### Problem
The records below must be copied in full; omit the images.

Stored records:
------------------------------
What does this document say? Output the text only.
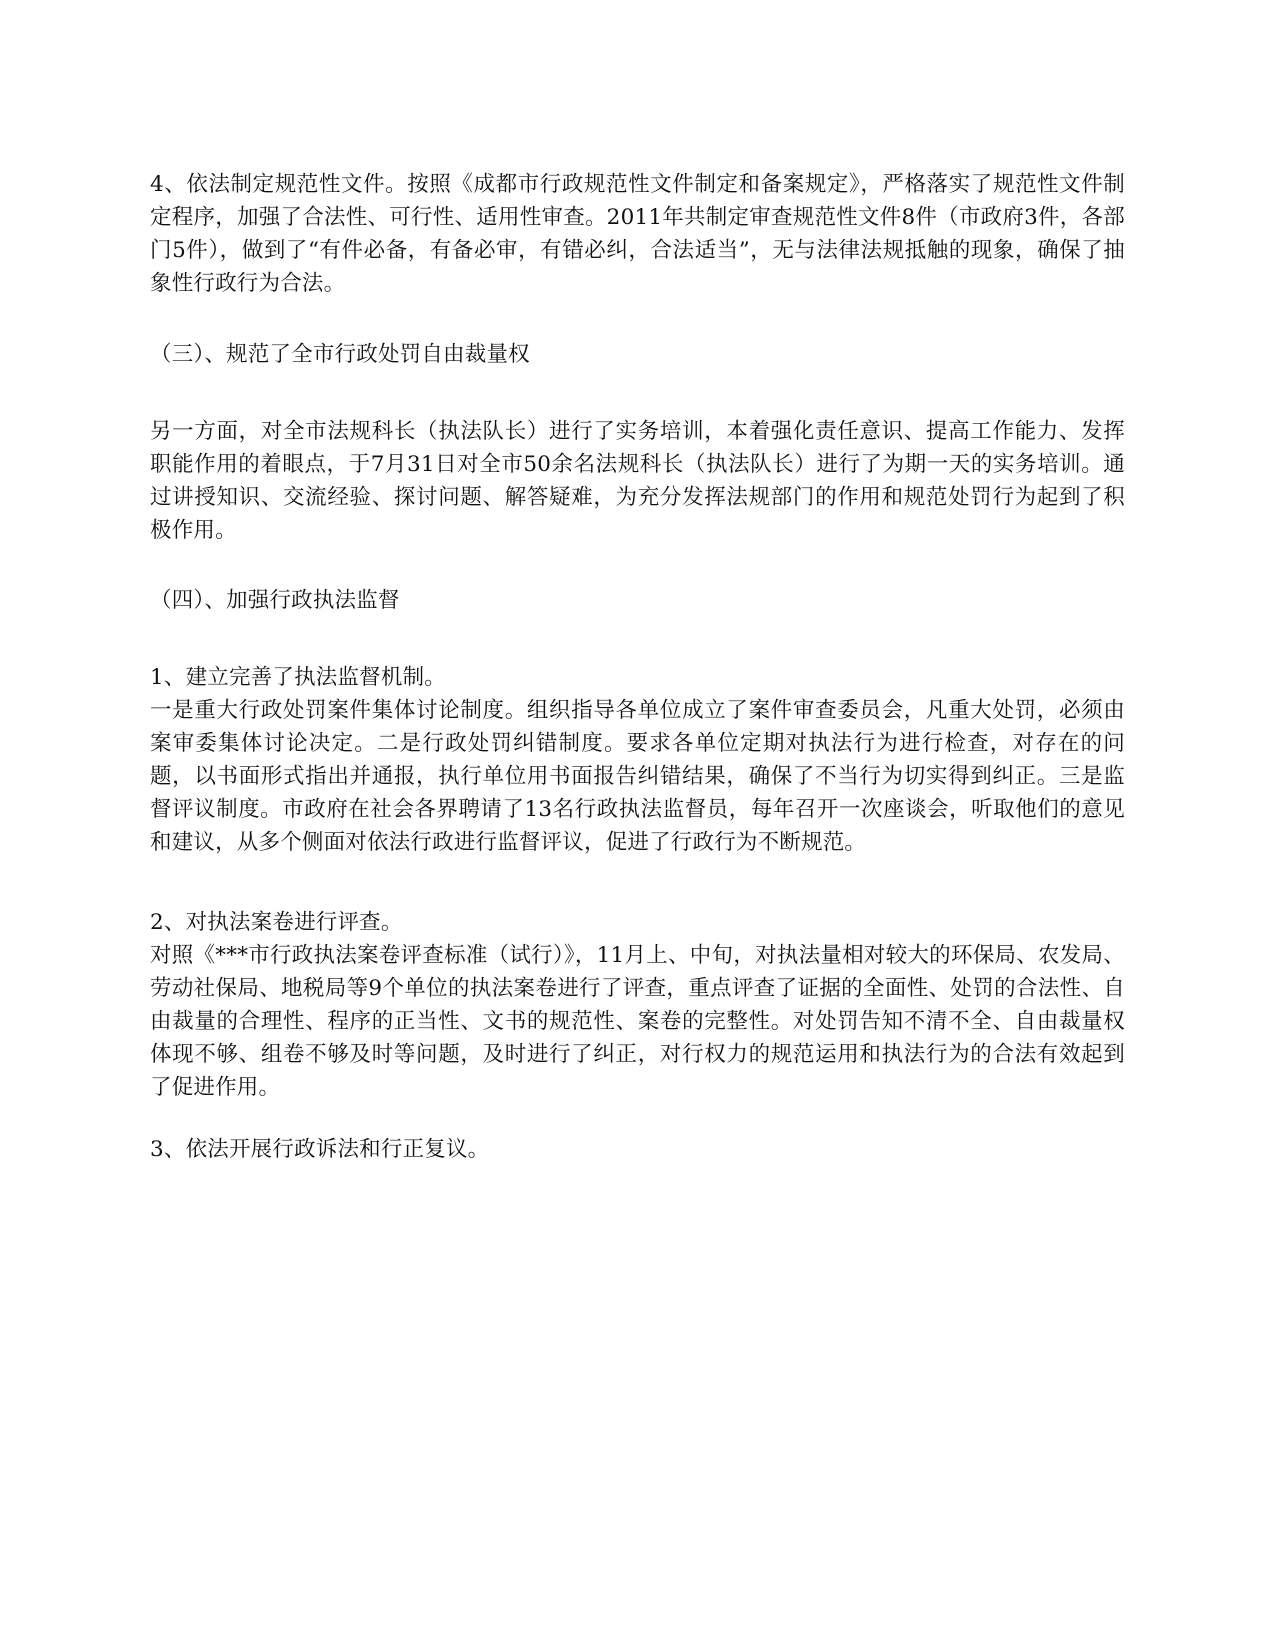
4、依法制定规范性文件。按照《成都市行政规范性文件制定和备案规定》，严格落实了规范性文件制定程序，加强了合法性、可行性、适用性审查。2011年共制定审查规范性文件8件（市政府3件，各部门5件），做到了“有件必备，有备必审，有错必纠，合法适当”，无与法律法规抵触的现象，确保了抽象性行政行为合法。

（三）、规范了全市行政处罚自由裁量权

另一方面，对全市法规科长（执法队长）进行了实务培训，本着强化责任意识、提高工作能力、发挥职能作用的着眼点，于7月31日对全市50余名法规科长（执法队长）进行了为期一天的实务培训。通过讲授知识、交流经验、探讨问题、解答疑难，为充分发挥法规部门的作用和规范处罚行为起到了积极作用。

（四）、加强行政执法监督

1、建立完善了执法监督机制。

一是重大行政处罚案件集体讨论制度。组织指导各单位成立了案件审查委员会，凡重大处罚，必须由案审委集体讨论决定。二是行政处罚纠错制度。要求各单位定期对执法行为进行检查，对存在的问题，以书面形式指出并通报，执行单位用书面报告纠错结果，确保了不当行为切实得到纠正。三是监督评议制度。市政府在社会各界聘请了13名行政执法监督员，每年召开一次座谈会，听取他们的意见和建议，从多个侧面对依法行政进行监督评议，促进了行政行为不断规范。

2、对执法案卷进行评查。

对照《***市行政执法案卷评查标准（试行）》，11月上、中旬，对执法量相对较大的环保局、农发局、劳动社保局、地税局等9个单位的执法案卷进行了评查，重点评查了证据的全面性、处罚的合法性、自由裁量的合理性、程序的正当性、文书的规范性、案卷的完整性。对处罚告知不清不全、自由裁量权体现不够、组卷不够及时等问题，及时进行了纠正，对行权力的规范运用和执法行为的合法有效起到了促进作用。

3、依法开展行政诉法和行正复议。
------------------------------
### In response
What does this document say? Output the text only.
4、依法制定规范性文件。按照《成都市行政规范性文件制定和备案规定》，严格落实了规范性文件制定程序，加强了合法性、可行性、适用性审查。2011年共制定审查规范性文件8件（市政府3件，各部门5件），做到了“有件必备，有备必审，有错必纠，合法适当”，无与法律法规抵触的现象，确保了抽象性行政行为合法。

（三）、规范了全市行政处罚自由裁量权

另一方面，对全市法规科长（执法队长）进行了实务培训，本着强化责任意识、提高工作能力、发挥职能作用的着眼点，于7月31日对全市50余名法规科长（执法队长）进行了为期一天的实务培训。通过讲授知识、交流经验、探讨问题、解答疑难，为充分发挥法规部门的作用和规范处罚行为起到了积极作用。

（四）、加强行政执法监督

1、建立完善了执法监督机制。

一是重大行政处罚案件集体讨论制度。组织指导各单位成立了案件审查委员会，凡重大处罚，必须由案审委集体讨论决定。二是行政处罚纠错制度。要求各单位定期对执法行为进行检查，对存在的问题，以书面形式指出并通报，执行单位用书面报告纠错结果，确保了不当行为切实得到纠正。三是监督评议制度。市政府在社会各界聘请了13名行政执法监督员，每年召开一次座谈会，听取他们的意见和建议，从多个侧面对依法行政进行监督评议，促进了行政行为不断规范。

2、对执法案卷进行评查。

对照《***市行政执法案卷评查标准（试行）》，11月上、中旬，对执法量相对较大的环保局、农发局、劳动社保局、地税局等9个单位的执法案卷进行了评查，重点评查了证据的全面性、处罚的合法性、自由裁量的合理性、程序的正当性、文书的规范性、案卷的完整性。对处罚告知不清不全、自由裁量权体现不够、组卷不够及时等问题，及时进行了纠正，对行权力的规范运用和执法行为的合法有效起到了促进作用。

3、依法开展行政诉法和行正复议。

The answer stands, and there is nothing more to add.